Description of the task –
Collect from the data below each line with "name".

Data provided –
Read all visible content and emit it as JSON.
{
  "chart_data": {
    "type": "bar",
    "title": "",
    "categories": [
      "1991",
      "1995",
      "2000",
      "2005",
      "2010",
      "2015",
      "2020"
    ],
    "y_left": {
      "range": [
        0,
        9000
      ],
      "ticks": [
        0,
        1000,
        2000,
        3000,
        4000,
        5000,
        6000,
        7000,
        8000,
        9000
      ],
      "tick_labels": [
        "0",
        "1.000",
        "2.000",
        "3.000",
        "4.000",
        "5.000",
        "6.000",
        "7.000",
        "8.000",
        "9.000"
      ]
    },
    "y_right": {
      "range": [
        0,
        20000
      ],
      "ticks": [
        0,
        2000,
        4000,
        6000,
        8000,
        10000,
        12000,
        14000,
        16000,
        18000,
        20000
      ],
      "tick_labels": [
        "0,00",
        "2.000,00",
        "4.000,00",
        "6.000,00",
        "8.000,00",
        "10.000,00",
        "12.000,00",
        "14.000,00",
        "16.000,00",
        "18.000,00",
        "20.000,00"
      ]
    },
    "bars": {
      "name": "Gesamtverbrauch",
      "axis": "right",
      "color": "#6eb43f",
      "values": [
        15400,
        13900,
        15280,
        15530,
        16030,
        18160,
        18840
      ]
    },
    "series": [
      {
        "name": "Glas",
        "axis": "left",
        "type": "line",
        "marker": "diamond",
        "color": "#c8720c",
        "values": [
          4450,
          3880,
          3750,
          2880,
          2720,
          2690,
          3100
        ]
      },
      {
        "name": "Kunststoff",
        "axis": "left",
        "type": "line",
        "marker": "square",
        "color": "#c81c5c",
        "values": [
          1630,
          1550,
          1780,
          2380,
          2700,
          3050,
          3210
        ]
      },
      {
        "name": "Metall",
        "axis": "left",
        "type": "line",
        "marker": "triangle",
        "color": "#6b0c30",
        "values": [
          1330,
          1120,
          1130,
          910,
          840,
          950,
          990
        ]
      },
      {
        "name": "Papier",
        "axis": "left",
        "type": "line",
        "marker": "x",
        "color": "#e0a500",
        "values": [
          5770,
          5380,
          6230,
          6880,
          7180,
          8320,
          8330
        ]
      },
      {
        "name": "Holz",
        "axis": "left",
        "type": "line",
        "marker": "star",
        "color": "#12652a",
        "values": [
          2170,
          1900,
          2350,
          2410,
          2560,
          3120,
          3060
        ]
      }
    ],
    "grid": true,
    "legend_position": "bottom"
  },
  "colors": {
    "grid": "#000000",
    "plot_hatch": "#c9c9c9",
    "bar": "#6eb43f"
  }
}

Right answer –
      "name": "Gesamtverbrauch",
        "name": "Glas",
        "name": "Kunststoff",
        "name": "Metall",
        "name": "Papier",
        "name": "Holz",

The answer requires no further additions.